§ **TASK STATEMENT**:
Collect each line of the entries that holds the string "Classic".

# # # # # # #

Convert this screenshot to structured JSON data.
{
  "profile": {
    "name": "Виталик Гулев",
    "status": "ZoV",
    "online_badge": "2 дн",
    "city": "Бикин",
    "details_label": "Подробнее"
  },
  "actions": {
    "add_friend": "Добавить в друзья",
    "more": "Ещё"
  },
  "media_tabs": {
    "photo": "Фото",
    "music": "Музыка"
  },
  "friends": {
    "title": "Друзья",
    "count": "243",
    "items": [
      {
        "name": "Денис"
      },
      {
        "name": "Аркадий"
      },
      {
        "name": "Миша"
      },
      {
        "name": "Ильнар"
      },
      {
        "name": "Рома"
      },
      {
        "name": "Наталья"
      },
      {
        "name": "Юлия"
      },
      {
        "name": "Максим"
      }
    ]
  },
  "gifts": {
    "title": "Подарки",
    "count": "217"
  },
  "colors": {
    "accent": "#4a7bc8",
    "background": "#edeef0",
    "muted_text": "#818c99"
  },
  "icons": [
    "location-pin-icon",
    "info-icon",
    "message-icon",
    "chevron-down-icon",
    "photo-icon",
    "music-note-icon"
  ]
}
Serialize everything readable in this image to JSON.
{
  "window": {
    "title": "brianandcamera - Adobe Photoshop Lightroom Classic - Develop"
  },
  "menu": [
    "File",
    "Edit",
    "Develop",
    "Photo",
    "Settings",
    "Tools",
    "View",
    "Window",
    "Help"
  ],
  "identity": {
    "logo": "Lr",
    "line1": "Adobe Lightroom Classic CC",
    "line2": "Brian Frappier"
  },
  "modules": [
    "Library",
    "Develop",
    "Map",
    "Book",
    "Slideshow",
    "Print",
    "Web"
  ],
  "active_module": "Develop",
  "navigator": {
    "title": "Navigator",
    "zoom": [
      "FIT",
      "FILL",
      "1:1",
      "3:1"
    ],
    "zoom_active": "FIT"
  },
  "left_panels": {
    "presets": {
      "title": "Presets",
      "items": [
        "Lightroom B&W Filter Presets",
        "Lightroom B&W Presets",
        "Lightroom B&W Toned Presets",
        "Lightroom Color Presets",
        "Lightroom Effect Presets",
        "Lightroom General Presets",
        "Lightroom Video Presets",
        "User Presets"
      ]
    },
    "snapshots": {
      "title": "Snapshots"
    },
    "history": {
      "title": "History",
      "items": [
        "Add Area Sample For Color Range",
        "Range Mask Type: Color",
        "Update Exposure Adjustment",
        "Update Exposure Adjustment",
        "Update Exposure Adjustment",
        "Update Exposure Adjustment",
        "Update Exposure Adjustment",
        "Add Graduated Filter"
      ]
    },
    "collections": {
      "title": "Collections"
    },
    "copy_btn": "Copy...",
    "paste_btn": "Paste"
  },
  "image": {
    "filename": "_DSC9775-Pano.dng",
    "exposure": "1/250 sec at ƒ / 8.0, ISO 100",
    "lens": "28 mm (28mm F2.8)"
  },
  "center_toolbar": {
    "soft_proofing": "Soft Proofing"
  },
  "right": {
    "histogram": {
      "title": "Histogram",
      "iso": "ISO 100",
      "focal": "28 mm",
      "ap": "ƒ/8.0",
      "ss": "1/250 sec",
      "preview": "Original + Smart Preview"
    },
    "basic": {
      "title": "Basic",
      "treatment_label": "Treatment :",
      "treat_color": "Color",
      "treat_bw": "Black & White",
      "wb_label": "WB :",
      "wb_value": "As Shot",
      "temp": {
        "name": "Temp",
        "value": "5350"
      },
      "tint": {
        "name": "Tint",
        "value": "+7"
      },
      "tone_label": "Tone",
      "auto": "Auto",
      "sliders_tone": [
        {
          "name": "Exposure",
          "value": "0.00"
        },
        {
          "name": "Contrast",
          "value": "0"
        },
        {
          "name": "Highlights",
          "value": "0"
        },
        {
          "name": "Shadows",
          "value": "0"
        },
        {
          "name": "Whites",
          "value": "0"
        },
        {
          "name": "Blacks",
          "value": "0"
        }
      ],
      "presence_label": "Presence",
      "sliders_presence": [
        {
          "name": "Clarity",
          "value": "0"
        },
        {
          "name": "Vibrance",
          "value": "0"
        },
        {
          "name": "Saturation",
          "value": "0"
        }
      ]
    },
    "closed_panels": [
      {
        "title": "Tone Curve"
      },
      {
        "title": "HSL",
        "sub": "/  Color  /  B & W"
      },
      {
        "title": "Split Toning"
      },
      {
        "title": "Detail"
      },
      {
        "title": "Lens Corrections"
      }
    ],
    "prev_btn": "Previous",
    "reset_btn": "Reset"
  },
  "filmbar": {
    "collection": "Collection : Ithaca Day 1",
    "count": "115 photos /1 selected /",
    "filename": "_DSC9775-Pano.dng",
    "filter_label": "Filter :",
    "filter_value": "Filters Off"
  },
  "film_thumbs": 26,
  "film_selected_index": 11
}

# # # # # # #

§ **TASK RESULT**:
    "title": "brianandcamera - Adobe Photoshop Lightroom Classic - Develop"
    "line1": "Adobe Lightroom Classic CC",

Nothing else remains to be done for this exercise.